## Annotations des éléments de mise en page

━━━━━━━━

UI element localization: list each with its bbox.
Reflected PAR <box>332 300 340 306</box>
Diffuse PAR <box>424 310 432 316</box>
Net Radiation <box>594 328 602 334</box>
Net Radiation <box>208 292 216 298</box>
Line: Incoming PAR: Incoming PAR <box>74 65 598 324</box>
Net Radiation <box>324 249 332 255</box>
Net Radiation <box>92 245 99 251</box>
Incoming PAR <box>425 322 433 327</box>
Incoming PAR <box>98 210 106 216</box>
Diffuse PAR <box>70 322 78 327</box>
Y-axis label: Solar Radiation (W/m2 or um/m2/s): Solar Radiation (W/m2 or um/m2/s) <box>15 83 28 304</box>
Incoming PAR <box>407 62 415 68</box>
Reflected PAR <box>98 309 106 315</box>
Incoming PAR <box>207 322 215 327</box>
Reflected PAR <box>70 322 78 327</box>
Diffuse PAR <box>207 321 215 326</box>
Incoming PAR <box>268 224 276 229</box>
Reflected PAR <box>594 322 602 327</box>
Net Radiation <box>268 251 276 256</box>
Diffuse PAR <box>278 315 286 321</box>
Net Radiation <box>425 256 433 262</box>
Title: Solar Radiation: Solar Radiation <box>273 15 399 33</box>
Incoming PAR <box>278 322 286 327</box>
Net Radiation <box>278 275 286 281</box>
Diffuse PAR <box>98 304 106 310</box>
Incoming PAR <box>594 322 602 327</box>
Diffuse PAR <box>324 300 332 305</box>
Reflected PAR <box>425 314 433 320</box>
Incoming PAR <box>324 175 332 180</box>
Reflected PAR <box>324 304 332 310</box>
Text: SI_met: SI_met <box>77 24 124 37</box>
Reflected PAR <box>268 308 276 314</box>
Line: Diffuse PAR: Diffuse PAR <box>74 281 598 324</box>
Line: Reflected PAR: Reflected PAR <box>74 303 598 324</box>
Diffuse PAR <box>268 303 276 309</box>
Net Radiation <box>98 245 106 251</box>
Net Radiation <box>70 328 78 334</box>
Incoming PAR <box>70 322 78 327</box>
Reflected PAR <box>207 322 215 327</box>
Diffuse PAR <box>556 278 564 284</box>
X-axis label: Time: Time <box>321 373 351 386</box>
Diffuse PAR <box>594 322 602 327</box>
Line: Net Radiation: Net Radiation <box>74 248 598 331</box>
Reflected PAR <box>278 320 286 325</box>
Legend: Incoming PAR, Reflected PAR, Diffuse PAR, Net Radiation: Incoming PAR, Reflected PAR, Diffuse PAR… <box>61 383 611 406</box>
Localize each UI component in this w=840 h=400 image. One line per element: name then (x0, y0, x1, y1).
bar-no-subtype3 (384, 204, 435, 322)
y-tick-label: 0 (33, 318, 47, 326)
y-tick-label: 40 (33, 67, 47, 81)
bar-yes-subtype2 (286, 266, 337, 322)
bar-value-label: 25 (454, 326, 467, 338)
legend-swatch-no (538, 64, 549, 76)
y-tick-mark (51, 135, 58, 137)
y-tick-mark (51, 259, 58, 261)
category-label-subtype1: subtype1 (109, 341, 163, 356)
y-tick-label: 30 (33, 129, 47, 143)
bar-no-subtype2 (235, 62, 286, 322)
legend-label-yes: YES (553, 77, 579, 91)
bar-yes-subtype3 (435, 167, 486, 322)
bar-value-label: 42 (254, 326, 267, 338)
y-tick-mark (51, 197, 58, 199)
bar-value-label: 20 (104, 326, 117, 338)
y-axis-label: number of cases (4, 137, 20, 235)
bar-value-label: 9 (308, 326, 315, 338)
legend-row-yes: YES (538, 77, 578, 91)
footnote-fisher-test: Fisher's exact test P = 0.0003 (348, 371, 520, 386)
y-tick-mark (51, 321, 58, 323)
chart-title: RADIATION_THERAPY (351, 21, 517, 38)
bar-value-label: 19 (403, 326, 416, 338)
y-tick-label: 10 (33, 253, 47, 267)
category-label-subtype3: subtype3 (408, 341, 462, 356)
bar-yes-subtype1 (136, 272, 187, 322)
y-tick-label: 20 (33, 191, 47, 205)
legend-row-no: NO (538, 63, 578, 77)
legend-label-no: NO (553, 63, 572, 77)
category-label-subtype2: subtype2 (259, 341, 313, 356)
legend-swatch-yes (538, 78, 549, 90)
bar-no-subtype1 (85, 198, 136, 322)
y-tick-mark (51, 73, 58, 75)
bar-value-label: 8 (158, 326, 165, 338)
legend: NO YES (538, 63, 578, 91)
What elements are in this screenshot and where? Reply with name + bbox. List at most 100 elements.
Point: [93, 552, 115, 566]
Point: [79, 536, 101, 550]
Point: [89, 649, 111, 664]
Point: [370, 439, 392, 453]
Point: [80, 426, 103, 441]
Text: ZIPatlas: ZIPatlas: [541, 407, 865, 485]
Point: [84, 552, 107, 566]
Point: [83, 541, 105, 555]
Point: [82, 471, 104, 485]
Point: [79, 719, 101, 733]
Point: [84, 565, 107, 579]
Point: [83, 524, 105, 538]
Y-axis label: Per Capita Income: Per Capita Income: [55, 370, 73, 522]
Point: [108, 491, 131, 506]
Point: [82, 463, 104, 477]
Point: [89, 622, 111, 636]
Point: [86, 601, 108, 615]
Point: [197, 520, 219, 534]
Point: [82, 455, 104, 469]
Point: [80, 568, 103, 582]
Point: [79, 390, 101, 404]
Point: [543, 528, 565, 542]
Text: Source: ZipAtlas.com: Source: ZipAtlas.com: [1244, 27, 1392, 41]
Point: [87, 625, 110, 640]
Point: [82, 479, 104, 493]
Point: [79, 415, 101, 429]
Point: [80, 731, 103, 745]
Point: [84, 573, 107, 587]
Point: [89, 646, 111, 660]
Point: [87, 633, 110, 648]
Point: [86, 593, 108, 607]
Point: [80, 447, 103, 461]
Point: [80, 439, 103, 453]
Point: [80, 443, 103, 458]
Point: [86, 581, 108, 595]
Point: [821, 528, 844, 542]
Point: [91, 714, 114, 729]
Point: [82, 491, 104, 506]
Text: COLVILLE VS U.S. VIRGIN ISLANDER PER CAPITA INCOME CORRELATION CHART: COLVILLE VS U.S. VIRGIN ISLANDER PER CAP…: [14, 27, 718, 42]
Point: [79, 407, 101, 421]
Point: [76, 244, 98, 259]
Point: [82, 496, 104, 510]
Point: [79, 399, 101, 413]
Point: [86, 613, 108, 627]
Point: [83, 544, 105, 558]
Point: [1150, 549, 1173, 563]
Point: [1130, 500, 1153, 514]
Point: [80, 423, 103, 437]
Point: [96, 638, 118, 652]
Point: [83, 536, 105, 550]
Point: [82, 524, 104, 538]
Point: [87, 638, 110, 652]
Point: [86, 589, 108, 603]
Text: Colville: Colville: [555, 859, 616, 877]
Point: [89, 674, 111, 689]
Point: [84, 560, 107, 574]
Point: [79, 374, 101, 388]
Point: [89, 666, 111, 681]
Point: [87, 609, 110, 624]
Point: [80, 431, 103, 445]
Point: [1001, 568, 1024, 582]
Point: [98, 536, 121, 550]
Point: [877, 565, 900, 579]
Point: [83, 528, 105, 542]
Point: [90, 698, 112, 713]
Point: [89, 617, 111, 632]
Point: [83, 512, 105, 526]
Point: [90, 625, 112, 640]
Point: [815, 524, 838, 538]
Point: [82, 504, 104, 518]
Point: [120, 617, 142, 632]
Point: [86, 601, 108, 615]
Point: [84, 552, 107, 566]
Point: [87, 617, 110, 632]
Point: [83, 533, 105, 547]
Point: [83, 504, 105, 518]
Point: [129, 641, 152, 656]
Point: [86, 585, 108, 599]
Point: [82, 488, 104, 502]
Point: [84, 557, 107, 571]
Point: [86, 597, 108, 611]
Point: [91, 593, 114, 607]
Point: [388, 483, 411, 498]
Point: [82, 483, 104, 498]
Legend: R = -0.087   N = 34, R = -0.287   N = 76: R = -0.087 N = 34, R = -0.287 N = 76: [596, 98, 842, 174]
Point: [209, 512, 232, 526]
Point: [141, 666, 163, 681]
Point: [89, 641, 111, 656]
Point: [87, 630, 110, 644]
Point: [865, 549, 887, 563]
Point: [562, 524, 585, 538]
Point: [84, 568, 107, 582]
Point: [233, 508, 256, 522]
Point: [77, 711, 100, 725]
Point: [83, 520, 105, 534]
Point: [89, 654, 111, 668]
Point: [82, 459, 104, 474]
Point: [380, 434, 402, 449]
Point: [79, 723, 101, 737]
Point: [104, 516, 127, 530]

━━━━━━━━

## Consigne
Filtre les enregistrements ci-dessus en recopiant chaque ligne où figure le mot « bbox ».

## Résultat ci-dessous
UI element localization: list each with its bbox.
What elements are in this screenshot and where? Reply with name + bbox. List at most 100 elements.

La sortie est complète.